- [PASSAGE SHOWN]:
In Western Africa, where a savanna woodland scattered with trees divides the Sahara Desert to the north from the fertile but shrinking rain forests located to the east and south of Senegal, a primitive hut is awaiting the Iowa woman who can't wait to see it again – along with her friends and the chimpanzees they have made a career of studying.

“I crave adventure, said Erin Wessling, the granddaughter of Ralph and Marge Wessling of Vinton. “I miss those bucket showers.”

But it's much more than the adventure of living for two weeks at a time without electricity or running water that lures Wessling more than 5,000 miles from her native Minnesota. Her love of animals, especially chimpanzees, has inspired her to devote her life to helping humans understand the impact of changing environment on primates.

“I always knew I wanted to work with animals,” said Wessling. When she was in third grade, her class took a field trip to a university where JaneGoodall spoke about her work with chimps.

From that moment on, Wessling's only goal was to find a life and career like Goodall's; she is now in her fifth year of studying chimps in western Africa.

“I have always wanted to do what I am doing,” she says.

Wessling shared many of her experiences with the Vinton Lion's Club last week, and then spoke with Vinton Today about her life as a primate researcher.

After graduating from high school in Minnesota, Wessling earned her bachelor's in animal ecology with a wildlife option, and then her Master's in Biological Anthropology both from Iowa State University, where she worked with and earned the admiration of her advisor, Dr. Jill Pruetz, a renowned leader in the field of primate study.

- [DATA LISTING]:
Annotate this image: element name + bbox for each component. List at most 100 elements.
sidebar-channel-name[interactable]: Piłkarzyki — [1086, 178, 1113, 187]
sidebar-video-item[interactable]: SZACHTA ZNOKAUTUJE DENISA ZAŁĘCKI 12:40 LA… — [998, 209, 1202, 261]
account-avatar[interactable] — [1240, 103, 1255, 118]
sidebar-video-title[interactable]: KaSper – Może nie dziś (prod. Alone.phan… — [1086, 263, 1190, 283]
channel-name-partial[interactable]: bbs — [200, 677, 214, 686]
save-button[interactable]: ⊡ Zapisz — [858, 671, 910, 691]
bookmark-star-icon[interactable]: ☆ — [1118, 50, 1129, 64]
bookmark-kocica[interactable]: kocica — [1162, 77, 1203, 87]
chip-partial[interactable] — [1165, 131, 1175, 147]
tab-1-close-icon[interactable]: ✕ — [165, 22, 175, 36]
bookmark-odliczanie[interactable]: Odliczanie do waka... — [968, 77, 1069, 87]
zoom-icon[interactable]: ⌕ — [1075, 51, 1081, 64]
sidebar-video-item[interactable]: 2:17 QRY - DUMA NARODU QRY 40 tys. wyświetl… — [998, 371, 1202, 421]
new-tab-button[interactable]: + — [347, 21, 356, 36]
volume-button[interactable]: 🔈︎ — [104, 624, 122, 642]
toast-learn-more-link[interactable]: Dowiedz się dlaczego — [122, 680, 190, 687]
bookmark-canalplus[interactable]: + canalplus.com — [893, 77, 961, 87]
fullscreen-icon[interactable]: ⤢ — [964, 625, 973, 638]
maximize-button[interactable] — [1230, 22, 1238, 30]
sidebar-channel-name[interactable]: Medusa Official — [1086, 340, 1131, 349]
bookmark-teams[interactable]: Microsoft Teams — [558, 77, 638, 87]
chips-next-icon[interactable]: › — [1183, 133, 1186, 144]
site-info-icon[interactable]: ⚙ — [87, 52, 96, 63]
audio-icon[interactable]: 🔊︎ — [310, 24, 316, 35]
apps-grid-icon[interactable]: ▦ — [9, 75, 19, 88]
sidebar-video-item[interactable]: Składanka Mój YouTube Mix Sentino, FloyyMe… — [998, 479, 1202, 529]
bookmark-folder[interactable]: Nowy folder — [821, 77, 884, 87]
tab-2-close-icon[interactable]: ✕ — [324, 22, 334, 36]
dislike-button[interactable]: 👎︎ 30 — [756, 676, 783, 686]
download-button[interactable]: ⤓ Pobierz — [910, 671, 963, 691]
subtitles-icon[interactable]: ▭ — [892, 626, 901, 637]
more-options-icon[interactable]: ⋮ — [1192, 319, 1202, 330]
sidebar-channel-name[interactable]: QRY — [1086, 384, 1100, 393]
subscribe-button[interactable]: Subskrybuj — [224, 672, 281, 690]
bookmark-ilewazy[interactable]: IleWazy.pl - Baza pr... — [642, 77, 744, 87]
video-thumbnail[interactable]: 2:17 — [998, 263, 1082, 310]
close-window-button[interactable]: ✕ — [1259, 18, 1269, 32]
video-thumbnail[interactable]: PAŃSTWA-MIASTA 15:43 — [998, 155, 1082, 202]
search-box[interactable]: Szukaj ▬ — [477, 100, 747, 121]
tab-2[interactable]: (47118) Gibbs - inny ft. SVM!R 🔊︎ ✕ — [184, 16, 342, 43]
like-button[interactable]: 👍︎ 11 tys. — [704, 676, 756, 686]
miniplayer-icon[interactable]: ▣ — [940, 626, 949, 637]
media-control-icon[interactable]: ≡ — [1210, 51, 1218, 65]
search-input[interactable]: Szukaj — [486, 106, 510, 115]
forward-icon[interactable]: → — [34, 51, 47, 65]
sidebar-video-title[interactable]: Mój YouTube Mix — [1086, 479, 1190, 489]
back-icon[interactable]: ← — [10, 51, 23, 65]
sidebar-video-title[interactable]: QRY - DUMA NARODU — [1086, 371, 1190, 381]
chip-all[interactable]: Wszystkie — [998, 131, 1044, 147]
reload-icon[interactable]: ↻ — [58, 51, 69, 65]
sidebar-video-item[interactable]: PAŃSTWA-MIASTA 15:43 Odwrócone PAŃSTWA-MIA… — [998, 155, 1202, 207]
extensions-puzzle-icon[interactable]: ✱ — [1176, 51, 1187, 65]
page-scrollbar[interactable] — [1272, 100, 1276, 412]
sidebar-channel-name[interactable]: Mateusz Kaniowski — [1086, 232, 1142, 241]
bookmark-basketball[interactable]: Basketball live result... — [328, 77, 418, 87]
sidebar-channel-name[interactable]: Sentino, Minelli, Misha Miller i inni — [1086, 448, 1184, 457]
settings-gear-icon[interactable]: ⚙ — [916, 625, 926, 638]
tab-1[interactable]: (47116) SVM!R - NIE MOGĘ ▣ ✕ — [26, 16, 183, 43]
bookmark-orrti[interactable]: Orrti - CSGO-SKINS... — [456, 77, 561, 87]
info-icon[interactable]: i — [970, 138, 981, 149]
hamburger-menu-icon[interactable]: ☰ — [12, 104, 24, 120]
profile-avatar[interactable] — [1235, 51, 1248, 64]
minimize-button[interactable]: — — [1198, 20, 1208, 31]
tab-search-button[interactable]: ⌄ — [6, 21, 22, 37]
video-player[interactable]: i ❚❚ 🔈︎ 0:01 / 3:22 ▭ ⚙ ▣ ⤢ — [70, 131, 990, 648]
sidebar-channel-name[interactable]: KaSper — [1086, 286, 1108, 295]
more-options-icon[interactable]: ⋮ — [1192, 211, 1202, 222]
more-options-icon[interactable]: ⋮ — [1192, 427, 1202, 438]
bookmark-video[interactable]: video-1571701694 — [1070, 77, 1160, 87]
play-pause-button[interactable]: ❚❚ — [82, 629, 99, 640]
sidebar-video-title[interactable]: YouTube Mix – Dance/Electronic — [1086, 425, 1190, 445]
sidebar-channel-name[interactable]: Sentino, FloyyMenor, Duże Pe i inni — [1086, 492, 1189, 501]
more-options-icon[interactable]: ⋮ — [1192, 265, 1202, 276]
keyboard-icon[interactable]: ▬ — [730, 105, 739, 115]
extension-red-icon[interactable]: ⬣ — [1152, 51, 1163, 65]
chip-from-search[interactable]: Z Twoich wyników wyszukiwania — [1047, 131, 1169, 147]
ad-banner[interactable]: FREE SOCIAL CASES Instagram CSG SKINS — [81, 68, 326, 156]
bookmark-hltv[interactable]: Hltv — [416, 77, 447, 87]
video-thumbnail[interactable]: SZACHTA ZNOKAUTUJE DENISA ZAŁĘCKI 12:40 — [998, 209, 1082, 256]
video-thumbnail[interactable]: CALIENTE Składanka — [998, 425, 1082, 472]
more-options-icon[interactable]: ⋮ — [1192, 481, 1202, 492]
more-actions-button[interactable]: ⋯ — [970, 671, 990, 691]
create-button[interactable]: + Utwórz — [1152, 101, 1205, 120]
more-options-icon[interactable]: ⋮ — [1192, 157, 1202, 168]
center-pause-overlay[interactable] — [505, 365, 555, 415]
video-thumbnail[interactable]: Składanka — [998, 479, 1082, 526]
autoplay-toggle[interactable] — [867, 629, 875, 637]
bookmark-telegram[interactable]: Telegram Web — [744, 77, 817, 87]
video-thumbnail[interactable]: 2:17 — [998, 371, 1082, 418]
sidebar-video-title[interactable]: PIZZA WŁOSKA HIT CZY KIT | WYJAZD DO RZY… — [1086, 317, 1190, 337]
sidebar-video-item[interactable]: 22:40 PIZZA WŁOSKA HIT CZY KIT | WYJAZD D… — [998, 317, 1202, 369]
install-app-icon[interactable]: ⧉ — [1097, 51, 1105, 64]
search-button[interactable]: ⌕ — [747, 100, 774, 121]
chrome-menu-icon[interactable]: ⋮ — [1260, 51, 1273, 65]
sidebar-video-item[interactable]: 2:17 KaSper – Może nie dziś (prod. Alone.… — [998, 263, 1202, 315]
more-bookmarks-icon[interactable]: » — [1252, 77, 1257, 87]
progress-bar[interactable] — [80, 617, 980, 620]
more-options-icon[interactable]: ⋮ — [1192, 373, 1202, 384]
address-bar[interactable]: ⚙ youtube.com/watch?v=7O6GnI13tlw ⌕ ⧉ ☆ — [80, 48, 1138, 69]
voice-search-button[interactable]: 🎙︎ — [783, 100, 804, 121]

- [WHAT IS EXPECTED]:
Reproduce the article about Erin Wessling's chimpanzee research word for word, from start to finish. The records were drawn from a different source than the article.

- [OUTPUT FOR THIS EXERCISE]:
In Western Africa, where a savanna woodland scattered with trees divides the Sahara Desert to the north from the fertile but shrinking rain forests located to the east and south of Senegal, a primitive hut is awaiting the Iowa woman who can't wait to see it again – along with her friends and the chimpanzees they have made a career of studying.

“I crave adventure, said Erin Wessling, the granddaughter of Ralph and Marge Wessling of Vinton. “I miss those bucket showers.”

But it's much more than the adventure of living for two weeks at a time without electricity or running water that lures Wessling more than 5,000 miles from her native Minnesota. Her love of animals, especially chimpanzees, has inspired her to devote her life to helping humans understand the impact of changing environment on primates.

“I always knew I wanted to work with animals,” said Wessling. When she was in third grade, her class took a field trip to a university where JaneGoodall spoke about her work with chimps.

From that moment on, Wessling's only goal was to find a life and career like Goodall's; she is now in her fifth year of studying chimps in western Africa.

“I have always wanted to do what I am doing,” she says.

Wessling shared many of her experiences with the Vinton Lion's Club last week, and then spoke with Vinton Today about her life as a primate researcher.

After graduating from high school in Minnesota, Wessling earned her bachelor's in animal ecology with a wildlife option, and then her Master's in Biological Anthropology both from Iowa State University, where she worked with and earned the admiration of her advisor, Dr. Jill Pruetz, a renowned leader in the field of primate study.